What you are asked to do —
Output only the count of lines that contain "Percentage".

───── Working data ─────

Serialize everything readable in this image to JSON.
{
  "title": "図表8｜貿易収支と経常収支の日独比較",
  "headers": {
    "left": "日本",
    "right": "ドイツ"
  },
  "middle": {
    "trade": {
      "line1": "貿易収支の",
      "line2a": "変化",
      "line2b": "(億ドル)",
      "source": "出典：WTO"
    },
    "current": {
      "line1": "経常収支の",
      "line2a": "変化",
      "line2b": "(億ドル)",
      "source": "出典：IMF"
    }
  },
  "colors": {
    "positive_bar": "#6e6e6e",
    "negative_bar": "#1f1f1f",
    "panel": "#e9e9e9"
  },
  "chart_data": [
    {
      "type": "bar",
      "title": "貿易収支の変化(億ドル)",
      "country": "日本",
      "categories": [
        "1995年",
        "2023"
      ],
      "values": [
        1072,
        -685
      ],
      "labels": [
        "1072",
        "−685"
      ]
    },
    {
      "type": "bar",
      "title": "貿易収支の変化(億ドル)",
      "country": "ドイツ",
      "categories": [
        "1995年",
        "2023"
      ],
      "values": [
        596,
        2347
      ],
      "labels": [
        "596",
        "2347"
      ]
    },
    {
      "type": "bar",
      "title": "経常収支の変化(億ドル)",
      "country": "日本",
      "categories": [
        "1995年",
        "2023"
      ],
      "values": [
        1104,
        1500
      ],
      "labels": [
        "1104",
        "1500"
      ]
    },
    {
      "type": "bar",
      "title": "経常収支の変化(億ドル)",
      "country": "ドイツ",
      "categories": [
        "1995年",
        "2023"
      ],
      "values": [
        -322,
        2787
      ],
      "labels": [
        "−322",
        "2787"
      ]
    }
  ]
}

─────
───── Working data ─────

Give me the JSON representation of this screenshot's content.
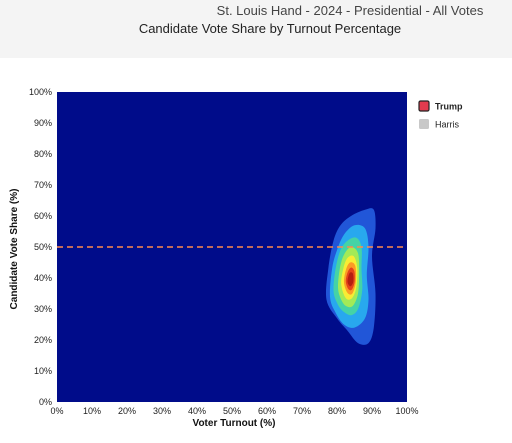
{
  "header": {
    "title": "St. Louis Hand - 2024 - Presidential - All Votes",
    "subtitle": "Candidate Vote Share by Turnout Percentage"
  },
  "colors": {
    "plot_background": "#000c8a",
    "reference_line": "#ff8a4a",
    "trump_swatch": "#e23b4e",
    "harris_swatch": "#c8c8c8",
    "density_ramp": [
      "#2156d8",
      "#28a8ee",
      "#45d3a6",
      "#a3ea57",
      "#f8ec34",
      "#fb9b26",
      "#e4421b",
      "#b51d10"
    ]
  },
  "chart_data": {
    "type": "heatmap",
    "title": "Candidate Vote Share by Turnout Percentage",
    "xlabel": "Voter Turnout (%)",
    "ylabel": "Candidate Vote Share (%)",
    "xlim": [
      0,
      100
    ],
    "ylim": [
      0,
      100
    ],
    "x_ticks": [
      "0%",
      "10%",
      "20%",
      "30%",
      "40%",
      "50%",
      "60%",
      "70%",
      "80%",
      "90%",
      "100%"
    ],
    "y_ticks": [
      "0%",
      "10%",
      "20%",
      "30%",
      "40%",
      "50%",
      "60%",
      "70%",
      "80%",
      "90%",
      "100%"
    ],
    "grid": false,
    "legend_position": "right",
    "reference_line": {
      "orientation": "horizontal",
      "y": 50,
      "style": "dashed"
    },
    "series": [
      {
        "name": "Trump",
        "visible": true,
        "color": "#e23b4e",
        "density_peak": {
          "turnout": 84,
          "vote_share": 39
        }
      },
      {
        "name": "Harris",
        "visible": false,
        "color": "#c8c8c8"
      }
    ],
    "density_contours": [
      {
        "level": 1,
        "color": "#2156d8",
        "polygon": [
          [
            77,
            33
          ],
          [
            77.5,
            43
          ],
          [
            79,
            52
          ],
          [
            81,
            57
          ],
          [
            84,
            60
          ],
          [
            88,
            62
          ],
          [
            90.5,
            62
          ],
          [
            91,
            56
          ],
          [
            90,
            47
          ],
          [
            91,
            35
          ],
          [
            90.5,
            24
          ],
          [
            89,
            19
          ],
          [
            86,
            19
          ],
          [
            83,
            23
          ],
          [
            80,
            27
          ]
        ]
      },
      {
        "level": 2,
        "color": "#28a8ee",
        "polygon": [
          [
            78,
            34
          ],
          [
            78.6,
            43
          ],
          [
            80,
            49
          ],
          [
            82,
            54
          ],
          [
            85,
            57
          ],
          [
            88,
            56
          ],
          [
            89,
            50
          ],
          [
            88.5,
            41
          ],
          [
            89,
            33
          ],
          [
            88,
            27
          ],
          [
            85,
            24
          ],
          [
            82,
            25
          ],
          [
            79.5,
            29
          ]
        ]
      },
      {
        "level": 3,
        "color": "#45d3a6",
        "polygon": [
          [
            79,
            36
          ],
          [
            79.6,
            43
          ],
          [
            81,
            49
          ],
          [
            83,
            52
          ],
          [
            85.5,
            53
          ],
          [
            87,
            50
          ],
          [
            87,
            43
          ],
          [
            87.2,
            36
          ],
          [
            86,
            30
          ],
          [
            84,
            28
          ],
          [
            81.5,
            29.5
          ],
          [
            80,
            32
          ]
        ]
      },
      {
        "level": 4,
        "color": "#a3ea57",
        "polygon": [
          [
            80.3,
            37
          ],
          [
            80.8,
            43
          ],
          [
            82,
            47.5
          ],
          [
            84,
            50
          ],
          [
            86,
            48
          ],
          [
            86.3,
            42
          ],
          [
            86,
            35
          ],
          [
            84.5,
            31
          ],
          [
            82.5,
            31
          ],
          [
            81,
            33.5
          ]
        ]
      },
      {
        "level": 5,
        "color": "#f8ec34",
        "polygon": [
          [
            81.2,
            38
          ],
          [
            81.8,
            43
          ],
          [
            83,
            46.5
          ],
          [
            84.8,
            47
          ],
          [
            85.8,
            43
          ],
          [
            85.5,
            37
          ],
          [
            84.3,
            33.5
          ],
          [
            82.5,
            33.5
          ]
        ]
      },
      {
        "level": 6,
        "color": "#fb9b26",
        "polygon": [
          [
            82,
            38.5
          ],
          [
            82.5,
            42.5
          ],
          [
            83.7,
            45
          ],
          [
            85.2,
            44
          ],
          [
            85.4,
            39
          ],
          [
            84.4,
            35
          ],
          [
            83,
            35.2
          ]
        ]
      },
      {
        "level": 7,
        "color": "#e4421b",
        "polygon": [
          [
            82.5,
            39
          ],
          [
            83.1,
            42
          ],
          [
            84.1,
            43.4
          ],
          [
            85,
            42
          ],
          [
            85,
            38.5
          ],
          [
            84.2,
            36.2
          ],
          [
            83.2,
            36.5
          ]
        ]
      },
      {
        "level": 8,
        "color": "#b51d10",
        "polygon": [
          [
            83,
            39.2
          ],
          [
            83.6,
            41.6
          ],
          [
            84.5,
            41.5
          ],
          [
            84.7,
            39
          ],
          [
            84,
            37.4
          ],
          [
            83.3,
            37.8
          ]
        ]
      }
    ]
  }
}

─────

Result —
2